* [DATA SHOWN]:
────────────────────────────────────────
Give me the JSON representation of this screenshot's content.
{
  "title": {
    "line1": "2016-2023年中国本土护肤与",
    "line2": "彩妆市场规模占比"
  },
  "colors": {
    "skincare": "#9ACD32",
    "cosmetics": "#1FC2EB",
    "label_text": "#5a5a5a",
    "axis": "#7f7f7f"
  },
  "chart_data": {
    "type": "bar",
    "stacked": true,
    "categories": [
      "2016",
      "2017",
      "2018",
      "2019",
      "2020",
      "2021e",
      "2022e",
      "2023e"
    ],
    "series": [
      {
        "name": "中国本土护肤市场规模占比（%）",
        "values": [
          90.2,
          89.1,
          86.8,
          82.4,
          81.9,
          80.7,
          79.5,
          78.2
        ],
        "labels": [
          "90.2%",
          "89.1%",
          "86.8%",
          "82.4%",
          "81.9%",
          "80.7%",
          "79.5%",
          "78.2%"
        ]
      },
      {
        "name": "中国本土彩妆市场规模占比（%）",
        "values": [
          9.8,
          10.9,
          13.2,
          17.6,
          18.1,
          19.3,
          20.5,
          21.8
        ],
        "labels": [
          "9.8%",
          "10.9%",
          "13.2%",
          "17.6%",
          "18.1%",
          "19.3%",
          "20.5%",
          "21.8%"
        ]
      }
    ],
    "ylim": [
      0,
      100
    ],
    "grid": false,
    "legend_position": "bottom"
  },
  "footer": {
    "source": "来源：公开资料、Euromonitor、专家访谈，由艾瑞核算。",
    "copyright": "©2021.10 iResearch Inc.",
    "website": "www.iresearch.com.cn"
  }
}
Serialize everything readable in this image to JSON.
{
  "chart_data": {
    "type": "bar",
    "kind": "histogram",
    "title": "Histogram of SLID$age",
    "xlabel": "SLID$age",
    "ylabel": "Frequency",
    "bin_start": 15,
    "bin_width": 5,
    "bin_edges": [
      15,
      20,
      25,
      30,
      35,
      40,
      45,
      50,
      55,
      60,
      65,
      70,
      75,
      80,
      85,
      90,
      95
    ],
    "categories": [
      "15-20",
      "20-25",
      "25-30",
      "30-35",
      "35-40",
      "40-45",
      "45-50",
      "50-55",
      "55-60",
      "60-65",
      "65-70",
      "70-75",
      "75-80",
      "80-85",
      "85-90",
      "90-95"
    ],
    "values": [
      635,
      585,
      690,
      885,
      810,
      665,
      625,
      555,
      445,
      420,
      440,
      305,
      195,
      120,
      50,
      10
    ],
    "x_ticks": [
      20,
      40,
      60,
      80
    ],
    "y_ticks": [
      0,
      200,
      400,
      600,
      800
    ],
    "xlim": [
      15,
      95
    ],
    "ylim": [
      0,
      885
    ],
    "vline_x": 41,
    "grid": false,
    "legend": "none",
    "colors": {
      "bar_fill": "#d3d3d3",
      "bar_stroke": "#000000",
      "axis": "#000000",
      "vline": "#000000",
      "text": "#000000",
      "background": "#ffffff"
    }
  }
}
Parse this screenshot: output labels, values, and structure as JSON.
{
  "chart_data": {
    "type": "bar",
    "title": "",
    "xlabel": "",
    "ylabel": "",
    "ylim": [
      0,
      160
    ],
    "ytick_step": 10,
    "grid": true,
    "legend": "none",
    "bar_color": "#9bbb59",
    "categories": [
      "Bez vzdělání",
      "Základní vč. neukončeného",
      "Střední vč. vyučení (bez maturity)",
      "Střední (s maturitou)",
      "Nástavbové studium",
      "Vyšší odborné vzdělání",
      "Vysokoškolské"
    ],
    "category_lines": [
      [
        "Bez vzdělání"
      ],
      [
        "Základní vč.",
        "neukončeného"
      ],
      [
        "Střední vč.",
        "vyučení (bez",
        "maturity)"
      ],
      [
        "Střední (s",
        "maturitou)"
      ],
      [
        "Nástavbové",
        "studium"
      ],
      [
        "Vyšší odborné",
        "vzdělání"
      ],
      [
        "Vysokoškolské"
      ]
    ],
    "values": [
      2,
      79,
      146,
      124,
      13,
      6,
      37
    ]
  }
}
────────────────────────────────────────
* [TASK DETAILS]: Please output the entire listing exactly as it stands.

* [TASK SOLUTION]:
Give me the JSON representation of this screenshot's content.
{
  "title": {
    "line1": "2016-2023年中国本土护肤与",
    "line2": "彩妆市场规模占比"
  },
  "colors": {
    "skincare": "#9ACD32",
    "cosmetics": "#1FC2EB",
    "label_text": "#5a5a5a",
    "axis": "#7f7f7f"
  },
  "chart_data": {
    "type": "bar",
    "stacked": true,
    "categories": [
      "2016",
      "2017",
      "2018",
      "2019",
      "2020",
      "2021e",
      "2022e",
      "2023e"
    ],
    "series": [
      {
        "name": "中国本土护肤市场规模占比（%）",
        "values": [
          90.2,
          89.1,
          86.8,
          82.4,
          81.9,
          80.7,
          79.5,
          78.2
        ],
        "labels": [
          "90.2%",
          "89.1%",
          "86.8%",
          "82.4%",
          "81.9%",
          "80.7%",
          "79.5%",
          "78.2%"
        ]
      },
      {
        "name": "中国本土彩妆市场规模占比（%）",
        "values": [
          9.8,
          10.9,
          13.2,
          17.6,
          18.1,
          19.3,
          20.5,
          21.8
        ],
        "labels": [
          "9.8%",
          "10.9%",
          "13.2%",
          "17.6%",
          "18.1%",
          "19.3%",
          "20.5%",
          "21.8%"
        ]
      }
    ],
    "ylim": [
      0,
      100
    ],
    "grid": false,
    "legend_position": "bottom"
  },
  "footer": {
    "source": "来源：公开资料、Euromonitor、专家访谈，由艾瑞核算。",
    "copyright": "©2021.10 iResearch Inc.",
    "website": "www.iresearch.com.cn"
  }
}
Serialize everything readable in this image to JSON.
{
  "chart_data": {
    "type": "bar",
    "kind": "histogram",
    "title": "Histogram of SLID$age",
    "xlabel": "SLID$age",
    "ylabel": "Frequency",
    "bin_start": 15,
    "bin_width": 5,
    "bin_edges": [
      15,
      20,
      25,
      30,
      35,
      40,
      45,
      50,
      55,
      60,
      65,
      70,
      75,
      80,
      85,
      90,
      95
    ],
    "categories": [
      "15-20",
      "20-25",
      "25-30",
      "30-35",
      "35-40",
      "40-45",
      "45-50",
      "50-55",
      "55-60",
      "60-65",
      "65-70",
      "70-75",
      "75-80",
      "80-85",
      "85-90",
      "90-95"
    ],
    "values": [
      635,
      585,
      690,
      885,
      810,
      665,
      625,
      555,
      445,
      420,
      440,
      305,
      195,
      120,
      50,
      10
    ],
    "x_ticks": [
      20,
      40,
      60,
      80
    ],
    "y_ticks": [
      0,
      200,
      400,
      600,
      800
    ],
    "xlim": [
      15,
      95
    ],
    "ylim": [
      0,
      885
    ],
    "vline_x": 41,
    "grid": false,
    "legend": "none",
    "colors": {
      "bar_fill": "#d3d3d3",
      "bar_stroke": "#000000",
      "axis": "#000000",
      "vline": "#000000",
      "text": "#000000",
      "background": "#ffffff"
    }
  }
}
Parse this screenshot: output labels, values, and structure as JSON.
{
  "chart_data": {
    "type": "bar",
    "title": "",
    "xlabel": "",
    "ylabel": "",
    "ylim": [
      0,
      160
    ],
    "ytick_step": 10,
    "grid": true,
    "legend": "none",
    "bar_color": "#9bbb59",
    "categories": [
      "Bez vzdělání",
      "Základní vč. neukončeného",
      "Střední vč. vyučení (bez maturity)",
      "Střední (s maturitou)",
      "Nástavbové studium",
      "Vyšší odborné vzdělání",
      "Vysokoškolské"
    ],
    "category_lines": [
      [
        "Bez vzdělání"
      ],
      [
        "Základní vč.",
        "neukončeného"
      ],
      [
        "Střední vč.",
        "vyučení (bez",
        "maturity)"
      ],
      [
        "Střední (s",
        "maturitou)"
      ],
      [
        "Nástavbové",
        "studium"
      ],
      [
        "Vyšší odborné",
        "vzdělání"
      ],
      [
        "Vysokoškolské"
      ]
    ],
    "values": [
      2,
      79,
      146,
      124,
      13,
      6,
      37
    ]
  }
}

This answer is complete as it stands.